[RAW DATA]:
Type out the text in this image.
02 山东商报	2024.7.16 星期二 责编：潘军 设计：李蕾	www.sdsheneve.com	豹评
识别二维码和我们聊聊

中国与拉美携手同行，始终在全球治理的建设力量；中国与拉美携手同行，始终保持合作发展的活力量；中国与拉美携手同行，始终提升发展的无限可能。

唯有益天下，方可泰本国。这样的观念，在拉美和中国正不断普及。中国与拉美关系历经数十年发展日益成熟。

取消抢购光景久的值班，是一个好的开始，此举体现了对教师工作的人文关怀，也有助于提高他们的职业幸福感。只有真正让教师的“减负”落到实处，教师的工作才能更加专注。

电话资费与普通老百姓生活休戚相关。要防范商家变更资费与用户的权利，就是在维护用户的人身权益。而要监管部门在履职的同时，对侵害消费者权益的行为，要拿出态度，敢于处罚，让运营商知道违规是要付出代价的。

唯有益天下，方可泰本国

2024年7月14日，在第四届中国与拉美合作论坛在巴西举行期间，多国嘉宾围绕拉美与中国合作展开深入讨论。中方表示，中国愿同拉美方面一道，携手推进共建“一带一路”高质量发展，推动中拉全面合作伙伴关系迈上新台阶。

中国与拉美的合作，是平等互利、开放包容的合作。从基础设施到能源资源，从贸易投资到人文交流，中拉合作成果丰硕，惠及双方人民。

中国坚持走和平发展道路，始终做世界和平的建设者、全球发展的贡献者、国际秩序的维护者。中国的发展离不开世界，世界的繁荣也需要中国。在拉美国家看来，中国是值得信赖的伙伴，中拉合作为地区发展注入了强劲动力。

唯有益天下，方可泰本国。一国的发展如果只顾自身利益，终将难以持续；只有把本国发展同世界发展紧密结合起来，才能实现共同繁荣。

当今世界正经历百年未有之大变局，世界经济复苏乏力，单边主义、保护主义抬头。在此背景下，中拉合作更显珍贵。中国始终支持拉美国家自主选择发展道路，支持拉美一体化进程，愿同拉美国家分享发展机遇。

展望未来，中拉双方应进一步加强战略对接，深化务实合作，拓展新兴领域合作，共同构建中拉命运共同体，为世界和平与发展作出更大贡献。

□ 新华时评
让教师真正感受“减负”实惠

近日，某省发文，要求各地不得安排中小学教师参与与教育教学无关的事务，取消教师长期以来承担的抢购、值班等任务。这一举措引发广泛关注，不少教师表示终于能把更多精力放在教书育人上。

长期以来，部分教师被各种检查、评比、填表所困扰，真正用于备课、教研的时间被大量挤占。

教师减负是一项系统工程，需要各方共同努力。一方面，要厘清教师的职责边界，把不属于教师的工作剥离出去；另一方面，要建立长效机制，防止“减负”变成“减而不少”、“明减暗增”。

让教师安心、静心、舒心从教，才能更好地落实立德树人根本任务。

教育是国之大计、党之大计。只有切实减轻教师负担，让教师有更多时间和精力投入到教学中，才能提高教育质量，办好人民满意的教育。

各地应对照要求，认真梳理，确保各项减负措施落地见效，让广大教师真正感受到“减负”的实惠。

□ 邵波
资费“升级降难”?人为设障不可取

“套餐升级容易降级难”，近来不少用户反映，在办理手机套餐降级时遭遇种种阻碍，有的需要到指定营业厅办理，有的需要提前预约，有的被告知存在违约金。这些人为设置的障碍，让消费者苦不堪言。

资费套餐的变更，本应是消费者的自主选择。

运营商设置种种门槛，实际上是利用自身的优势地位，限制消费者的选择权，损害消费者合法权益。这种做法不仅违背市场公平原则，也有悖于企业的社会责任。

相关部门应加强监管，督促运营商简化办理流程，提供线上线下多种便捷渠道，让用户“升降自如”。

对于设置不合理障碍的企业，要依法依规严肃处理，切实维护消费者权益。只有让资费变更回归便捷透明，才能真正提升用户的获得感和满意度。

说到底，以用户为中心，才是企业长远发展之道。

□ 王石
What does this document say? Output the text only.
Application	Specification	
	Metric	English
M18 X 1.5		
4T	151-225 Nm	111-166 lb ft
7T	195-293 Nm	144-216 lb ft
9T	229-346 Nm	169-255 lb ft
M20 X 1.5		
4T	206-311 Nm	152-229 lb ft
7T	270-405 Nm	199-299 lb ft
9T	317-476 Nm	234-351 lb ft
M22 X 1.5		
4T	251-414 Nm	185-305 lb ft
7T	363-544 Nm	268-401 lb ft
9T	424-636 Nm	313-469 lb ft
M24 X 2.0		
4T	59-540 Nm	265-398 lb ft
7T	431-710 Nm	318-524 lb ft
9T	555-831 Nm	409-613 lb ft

[GIVEN INSTRUCTION]: Return the whole listing exactly, with every line included.

[ANSWER FOR THE TASK]:
Type out the text in this image.
02 山东商报	2024.7.16 星期二 责编：潘军 设计：李蕾	www.sdsheneve.com	豹评
识别二维码和我们聊聊

中国与拉美携手同行，始终在全球治理的建设力量；中国与拉美携手同行，始终保持合作发展的活力量；中国与拉美携手同行，始终提升发展的无限可能。

唯有益天下，方可泰本国。这样的观念，在拉美和中国正不断普及。中国与拉美关系历经数十年发展日益成熟。

取消抢购光景久的值班，是一个好的开始，此举体现了对教师工作的人文关怀，也有助于提高他们的职业幸福感。只有真正让教师的“减负”落到实处，教师的工作才能更加专注。

电话资费与普通老百姓生活休戚相关。要防范商家变更资费与用户的权利，就是在维护用户的人身权益。而要监管部门在履职的同时，对侵害消费者权益的行为，要拿出态度，敢于处罚，让运营商知道违规是要付出代价的。

唯有益天下，方可泰本国

2024年7月14日，在第四届中国与拉美合作论坛在巴西举行期间，多国嘉宾围绕拉美与中国合作展开深入讨论。中方表示，中国愿同拉美方面一道，携手推进共建“一带一路”高质量发展，推动中拉全面合作伙伴关系迈上新台阶。

中国与拉美的合作，是平等互利、开放包容的合作。从基础设施到能源资源，从贸易投资到人文交流，中拉合作成果丰硕，惠及双方人民。

中国坚持走和平发展道路，始终做世界和平的建设者、全球发展的贡献者、国际秩序的维护者。中国的发展离不开世界，世界的繁荣也需要中国。在拉美国家看来，中国是值得信赖的伙伴，中拉合作为地区发展注入了强劲动力。

唯有益天下，方可泰本国。一国的发展如果只顾自身利益，终将难以持续；只有把本国发展同世界发展紧密结合起来，才能实现共同繁荣。

当今世界正经历百年未有之大变局，世界经济复苏乏力，单边主义、保护主义抬头。在此背景下，中拉合作更显珍贵。中国始终支持拉美国家自主选择发展道路，支持拉美一体化进程，愿同拉美国家分享发展机遇。

展望未来，中拉双方应进一步加强战略对接，深化务实合作，拓展新兴领域合作，共同构建中拉命运共同体，为世界和平与发展作出更大贡献。

□ 新华时评
让教师真正感受“减负”实惠

近日，某省发文，要求各地不得安排中小学教师参与与教育教学无关的事务，取消教师长期以来承担的抢购、值班等任务。这一举措引发广泛关注，不少教师表示终于能把更多精力放在教书育人上。

长期以来，部分教师被各种检查、评比、填表所困扰，真正用于备课、教研的时间被大量挤占。

教师减负是一项系统工程，需要各方共同努力。一方面，要厘清教师的职责边界，把不属于教师的工作剥离出去；另一方面，要建立长效机制，防止“减负”变成“减而不少”、“明减暗增”。

让教师安心、静心、舒心从教，才能更好地落实立德树人根本任务。

教育是国之大计、党之大计。只有切实减轻教师负担，让教师有更多时间和精力投入到教学中，才能提高教育质量，办好人民满意的教育。

各地应对照要求，认真梳理，确保各项减负措施落地见效，让广大教师真正感受到“减负”的实惠。

□ 邵波
资费“升级降难”?人为设障不可取

“套餐升级容易降级难”，近来不少用户反映，在办理手机套餐降级时遭遇种种阻碍，有的需要到指定营业厅办理，有的需要提前预约，有的被告知存在违约金。这些人为设置的障碍，让消费者苦不堪言。

资费套餐的变更，本应是消费者的自主选择。

运营商设置种种门槛，实际上是利用自身的优势地位，限制消费者的选择权，损害消费者合法权益。这种做法不仅违背市场公平原则，也有悖于企业的社会责任。

相关部门应加强监管，督促运营商简化办理流程，提供线上线下多种便捷渠道，让用户“升降自如”。

对于设置不合理障碍的企业，要依法依规严肃处理，切实维护消费者权益。只有让资费变更回归便捷透明，才能真正提升用户的获得感和满意度。

说到底，以用户为中心，才是企业长远发展之道。

□ 王石
What does this document say? Output the text only.
Application	Specification	
	Metric	English
M18 X 1.5		
4T	151-225 Nm	111-166 lb ft
7T	195-293 Nm	144-216 lb ft
9T	229-346 Nm	169-255 lb ft
M20 X 1.5		
4T	206-311 Nm	152-229 lb ft
7T	270-405 Nm	199-299 lb ft
9T	317-476 Nm	234-351 lb ft
M22 X 1.5		
4T	251-414 Nm	185-305 lb ft
7T	363-544 Nm	268-401 lb ft
9T	424-636 Nm	313-469 lb ft
M24 X 2.0		
4T	59-540 Nm	265-398 lb ft
7T	431-710 Nm	318-524 lb ft
9T	555-831 Nm	409-613 lb ft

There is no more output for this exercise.